◆ WHAT YOU ARE ASKED TO DO
Copy out all lines with the word "mengandung" in them.

◆ LISTING

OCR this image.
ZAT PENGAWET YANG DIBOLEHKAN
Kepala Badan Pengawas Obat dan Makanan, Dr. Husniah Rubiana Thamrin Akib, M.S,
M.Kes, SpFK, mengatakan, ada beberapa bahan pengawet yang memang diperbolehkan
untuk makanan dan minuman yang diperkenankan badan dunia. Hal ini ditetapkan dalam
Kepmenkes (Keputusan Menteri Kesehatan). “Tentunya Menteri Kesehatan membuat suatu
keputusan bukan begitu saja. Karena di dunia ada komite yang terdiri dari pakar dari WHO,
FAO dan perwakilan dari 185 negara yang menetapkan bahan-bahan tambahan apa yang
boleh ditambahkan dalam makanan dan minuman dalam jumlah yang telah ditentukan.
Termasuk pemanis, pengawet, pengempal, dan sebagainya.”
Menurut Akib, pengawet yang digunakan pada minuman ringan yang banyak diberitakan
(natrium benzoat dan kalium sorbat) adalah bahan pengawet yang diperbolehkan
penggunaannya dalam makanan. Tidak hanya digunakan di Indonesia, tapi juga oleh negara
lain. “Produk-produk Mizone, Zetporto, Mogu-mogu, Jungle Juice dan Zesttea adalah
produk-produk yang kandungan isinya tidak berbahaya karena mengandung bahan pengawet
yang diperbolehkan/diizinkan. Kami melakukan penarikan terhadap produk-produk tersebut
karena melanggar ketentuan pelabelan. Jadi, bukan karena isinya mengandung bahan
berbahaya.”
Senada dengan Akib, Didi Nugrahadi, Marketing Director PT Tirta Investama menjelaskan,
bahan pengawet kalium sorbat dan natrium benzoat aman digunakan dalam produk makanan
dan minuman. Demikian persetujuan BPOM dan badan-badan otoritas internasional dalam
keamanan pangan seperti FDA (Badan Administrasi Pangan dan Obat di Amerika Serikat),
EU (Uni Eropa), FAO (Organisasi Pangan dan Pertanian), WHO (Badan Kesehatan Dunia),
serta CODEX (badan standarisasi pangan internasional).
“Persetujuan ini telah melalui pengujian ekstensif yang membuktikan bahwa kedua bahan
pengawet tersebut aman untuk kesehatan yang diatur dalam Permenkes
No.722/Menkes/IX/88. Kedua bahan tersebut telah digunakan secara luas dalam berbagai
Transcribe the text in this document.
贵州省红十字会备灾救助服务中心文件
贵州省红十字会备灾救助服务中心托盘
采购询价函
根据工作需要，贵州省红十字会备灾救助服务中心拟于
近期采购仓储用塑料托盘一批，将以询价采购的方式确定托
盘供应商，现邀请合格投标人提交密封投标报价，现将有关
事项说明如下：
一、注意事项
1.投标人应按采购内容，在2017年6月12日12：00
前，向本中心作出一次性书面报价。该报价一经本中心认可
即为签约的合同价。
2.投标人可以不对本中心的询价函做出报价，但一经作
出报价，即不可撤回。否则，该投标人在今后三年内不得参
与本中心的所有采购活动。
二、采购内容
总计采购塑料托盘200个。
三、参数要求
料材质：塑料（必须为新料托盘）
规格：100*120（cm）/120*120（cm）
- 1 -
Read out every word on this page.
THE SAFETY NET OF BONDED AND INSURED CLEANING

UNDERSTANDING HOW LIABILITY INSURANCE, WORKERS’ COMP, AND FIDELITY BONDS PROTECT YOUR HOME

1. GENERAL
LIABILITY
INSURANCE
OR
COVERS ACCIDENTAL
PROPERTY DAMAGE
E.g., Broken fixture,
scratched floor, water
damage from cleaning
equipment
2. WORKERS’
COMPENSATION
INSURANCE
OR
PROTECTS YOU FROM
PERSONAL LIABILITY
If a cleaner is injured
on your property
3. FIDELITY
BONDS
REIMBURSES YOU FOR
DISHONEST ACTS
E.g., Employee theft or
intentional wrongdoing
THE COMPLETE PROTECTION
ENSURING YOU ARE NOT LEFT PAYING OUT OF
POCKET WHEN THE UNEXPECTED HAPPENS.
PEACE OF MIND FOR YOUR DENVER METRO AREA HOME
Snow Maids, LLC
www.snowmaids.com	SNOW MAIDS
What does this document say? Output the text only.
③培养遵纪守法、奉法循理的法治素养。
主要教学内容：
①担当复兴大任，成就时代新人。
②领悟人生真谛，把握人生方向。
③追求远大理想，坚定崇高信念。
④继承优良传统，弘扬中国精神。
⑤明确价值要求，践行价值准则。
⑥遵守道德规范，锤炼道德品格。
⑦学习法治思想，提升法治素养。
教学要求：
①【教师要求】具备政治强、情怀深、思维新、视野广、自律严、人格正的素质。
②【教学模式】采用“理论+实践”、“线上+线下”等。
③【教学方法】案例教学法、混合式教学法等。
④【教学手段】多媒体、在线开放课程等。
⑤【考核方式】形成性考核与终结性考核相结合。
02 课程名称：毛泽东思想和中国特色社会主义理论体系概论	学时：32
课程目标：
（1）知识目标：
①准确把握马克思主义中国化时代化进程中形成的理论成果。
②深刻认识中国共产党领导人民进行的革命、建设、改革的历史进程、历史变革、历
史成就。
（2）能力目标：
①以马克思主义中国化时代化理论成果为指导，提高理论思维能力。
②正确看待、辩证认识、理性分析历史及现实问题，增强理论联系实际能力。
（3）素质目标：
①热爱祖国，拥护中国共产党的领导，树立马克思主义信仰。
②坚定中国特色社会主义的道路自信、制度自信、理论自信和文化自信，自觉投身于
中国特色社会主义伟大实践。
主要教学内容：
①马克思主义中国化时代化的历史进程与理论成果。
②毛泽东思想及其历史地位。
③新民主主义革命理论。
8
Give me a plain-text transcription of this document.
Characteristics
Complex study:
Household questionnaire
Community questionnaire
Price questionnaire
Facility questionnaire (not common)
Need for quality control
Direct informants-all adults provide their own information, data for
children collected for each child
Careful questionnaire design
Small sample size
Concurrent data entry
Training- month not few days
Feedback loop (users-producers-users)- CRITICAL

◆ TASK RESPONSE
produk-produk yang kandungan isinya tidak berbahaya karena mengandung bahan pengawet
karena melanggar ketentuan pelabelan. Jadi, bukan karena isinya mengandung bahan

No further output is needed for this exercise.